[Items start]

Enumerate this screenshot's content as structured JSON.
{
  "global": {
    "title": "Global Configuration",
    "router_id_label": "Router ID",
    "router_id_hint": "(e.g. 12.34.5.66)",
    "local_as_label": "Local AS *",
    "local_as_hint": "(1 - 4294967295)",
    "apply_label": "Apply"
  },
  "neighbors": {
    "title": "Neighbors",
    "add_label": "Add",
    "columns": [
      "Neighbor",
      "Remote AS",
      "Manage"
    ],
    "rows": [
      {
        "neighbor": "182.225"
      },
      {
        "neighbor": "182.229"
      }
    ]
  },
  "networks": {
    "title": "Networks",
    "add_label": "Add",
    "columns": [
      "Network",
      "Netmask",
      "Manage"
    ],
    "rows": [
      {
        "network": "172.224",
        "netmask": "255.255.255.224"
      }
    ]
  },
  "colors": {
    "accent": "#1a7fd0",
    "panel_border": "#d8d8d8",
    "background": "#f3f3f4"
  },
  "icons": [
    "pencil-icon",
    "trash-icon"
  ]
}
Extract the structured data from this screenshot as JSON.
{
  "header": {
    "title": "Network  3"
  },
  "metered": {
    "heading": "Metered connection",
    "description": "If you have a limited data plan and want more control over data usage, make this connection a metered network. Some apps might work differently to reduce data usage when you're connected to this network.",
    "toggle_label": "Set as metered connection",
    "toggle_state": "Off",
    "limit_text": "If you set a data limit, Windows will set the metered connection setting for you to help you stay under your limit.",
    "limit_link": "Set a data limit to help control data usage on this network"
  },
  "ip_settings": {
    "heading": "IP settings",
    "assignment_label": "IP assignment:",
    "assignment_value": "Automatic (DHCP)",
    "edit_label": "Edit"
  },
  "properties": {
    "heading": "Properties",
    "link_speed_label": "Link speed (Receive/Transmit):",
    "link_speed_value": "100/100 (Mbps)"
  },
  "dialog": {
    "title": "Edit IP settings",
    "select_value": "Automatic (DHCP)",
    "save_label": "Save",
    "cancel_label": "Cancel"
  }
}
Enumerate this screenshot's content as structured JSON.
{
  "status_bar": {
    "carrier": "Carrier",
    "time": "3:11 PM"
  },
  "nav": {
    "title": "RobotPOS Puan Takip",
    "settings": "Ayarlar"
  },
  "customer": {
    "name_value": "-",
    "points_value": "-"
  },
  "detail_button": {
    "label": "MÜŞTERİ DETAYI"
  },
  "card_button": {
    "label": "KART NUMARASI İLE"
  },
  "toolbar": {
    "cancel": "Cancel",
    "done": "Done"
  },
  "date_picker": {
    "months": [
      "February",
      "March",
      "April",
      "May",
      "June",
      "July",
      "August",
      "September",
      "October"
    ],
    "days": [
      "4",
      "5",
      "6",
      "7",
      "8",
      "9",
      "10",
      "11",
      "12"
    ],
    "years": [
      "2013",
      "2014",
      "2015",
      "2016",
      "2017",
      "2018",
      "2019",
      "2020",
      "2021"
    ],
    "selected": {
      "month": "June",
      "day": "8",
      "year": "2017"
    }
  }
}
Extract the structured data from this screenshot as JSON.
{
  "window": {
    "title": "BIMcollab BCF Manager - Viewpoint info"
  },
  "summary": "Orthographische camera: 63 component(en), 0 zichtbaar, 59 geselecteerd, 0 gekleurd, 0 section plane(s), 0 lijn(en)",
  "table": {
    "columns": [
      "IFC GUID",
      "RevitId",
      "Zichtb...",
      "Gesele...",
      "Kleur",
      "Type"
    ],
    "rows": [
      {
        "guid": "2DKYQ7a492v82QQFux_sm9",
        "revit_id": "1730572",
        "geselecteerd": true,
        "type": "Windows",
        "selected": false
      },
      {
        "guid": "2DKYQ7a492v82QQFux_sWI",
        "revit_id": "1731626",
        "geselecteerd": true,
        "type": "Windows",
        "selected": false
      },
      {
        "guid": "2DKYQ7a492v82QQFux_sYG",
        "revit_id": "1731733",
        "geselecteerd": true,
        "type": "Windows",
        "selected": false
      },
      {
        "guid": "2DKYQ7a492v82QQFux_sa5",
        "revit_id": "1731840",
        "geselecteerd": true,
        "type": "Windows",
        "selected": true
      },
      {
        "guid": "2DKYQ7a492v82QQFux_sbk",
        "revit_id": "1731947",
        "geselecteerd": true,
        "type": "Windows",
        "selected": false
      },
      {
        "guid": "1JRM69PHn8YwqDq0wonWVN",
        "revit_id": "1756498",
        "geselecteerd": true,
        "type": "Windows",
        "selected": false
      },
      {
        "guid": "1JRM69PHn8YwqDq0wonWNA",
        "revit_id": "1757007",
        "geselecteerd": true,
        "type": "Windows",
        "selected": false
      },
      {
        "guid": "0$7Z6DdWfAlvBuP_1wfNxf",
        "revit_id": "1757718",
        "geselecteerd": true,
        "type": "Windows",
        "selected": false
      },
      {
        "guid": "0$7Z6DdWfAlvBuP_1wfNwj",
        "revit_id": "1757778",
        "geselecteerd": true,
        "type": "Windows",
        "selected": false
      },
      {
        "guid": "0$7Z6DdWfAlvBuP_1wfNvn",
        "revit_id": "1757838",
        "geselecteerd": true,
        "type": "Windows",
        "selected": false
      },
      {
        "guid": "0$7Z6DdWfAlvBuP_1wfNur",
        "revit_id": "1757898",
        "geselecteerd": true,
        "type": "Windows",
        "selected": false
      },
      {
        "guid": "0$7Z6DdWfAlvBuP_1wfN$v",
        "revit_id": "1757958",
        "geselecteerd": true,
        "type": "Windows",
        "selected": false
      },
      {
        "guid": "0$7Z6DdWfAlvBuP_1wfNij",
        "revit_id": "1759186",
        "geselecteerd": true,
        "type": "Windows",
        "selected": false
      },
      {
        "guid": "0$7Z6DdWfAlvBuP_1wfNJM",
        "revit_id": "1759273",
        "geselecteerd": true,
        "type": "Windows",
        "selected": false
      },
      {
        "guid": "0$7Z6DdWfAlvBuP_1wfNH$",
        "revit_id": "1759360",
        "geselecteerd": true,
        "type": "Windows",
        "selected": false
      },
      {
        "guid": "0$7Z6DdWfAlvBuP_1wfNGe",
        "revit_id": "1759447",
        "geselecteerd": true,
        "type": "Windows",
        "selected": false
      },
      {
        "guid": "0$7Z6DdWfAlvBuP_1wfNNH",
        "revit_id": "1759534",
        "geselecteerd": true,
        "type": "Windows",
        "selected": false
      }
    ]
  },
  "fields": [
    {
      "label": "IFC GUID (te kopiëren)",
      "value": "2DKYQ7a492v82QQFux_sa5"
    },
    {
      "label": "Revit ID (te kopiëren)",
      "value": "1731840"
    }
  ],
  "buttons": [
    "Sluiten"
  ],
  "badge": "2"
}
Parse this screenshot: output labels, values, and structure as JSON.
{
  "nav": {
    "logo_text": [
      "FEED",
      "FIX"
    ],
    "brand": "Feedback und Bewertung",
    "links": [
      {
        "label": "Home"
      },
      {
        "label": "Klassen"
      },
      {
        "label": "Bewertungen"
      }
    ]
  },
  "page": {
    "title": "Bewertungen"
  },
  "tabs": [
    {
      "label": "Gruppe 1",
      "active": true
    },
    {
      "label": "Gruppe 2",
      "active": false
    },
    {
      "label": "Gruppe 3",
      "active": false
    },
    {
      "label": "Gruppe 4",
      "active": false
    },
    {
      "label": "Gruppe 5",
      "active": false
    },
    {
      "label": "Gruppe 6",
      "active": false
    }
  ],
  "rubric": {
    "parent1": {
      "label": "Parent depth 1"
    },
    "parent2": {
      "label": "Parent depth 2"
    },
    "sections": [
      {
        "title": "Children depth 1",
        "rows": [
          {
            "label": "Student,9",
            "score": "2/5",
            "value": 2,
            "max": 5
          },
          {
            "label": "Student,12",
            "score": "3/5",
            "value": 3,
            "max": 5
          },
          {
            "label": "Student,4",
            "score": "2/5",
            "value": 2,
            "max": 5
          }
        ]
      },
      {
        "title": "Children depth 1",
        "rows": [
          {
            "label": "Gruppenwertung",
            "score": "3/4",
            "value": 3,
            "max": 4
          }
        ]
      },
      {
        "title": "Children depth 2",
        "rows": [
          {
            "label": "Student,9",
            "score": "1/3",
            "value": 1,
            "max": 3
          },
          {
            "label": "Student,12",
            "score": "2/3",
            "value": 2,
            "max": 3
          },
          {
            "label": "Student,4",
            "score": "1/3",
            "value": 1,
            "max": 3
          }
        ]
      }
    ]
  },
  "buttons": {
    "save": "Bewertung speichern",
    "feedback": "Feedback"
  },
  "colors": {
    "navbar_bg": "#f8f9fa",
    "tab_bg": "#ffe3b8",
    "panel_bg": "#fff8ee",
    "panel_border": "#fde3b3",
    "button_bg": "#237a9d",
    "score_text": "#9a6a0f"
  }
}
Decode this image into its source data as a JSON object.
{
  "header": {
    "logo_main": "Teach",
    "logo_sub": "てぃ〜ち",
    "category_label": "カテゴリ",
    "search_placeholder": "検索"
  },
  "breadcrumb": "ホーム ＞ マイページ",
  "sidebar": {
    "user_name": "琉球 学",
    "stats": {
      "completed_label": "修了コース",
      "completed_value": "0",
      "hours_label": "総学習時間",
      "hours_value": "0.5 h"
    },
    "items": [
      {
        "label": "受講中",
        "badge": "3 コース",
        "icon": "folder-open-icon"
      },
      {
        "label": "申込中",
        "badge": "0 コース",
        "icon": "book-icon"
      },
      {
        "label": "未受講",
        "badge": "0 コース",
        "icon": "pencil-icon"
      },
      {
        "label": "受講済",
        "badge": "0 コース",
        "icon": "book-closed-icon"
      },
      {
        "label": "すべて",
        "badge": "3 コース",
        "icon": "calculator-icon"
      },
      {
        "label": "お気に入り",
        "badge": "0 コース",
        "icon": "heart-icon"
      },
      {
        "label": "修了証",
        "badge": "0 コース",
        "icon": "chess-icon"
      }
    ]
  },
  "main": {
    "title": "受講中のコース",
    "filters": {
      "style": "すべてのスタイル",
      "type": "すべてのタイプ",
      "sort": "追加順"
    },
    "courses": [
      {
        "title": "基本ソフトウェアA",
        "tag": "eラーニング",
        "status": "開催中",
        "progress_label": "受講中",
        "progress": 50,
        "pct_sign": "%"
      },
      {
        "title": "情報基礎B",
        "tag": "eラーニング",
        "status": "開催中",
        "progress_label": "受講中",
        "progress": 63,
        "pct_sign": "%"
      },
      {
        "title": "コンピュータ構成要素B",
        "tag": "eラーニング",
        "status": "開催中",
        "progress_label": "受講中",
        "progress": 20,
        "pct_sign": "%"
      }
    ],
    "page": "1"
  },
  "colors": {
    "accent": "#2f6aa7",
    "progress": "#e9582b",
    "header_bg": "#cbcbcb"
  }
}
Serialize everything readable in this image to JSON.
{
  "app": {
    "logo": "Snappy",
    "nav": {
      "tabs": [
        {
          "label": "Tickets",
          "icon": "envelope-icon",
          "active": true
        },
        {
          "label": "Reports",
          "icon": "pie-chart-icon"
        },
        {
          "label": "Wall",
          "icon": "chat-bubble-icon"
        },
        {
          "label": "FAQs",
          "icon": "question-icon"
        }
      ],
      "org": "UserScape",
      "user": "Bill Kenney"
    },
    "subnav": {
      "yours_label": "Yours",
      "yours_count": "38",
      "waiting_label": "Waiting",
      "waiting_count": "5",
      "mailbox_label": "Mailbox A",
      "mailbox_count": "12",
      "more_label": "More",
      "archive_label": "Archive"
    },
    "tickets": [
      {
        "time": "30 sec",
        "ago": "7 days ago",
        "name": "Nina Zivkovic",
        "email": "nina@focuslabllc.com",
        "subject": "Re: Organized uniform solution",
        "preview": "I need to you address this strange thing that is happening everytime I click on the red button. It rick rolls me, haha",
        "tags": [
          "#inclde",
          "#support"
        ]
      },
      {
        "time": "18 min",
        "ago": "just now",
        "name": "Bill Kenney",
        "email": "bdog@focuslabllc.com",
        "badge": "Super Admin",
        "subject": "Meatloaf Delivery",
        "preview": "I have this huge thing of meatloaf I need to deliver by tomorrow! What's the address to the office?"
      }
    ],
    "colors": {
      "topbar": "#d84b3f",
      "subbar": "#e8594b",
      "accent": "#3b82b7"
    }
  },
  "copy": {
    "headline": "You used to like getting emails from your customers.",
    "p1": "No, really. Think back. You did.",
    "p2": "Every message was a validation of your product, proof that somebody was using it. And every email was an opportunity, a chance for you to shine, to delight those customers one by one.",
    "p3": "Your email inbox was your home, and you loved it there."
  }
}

[Items end]

**What needs to be done**:
Copy down every line of the entries containing the word "have".

**Response to the task**:
    "description": "If you have a limited data plan and want more control over data usage, make this connection a metered network. Some apps might work differently to reduce data usage when you're connected to this network.",
        "preview": "I have this huge thing of meatloaf I need to deliver by tomorrow! What's the address to the office?"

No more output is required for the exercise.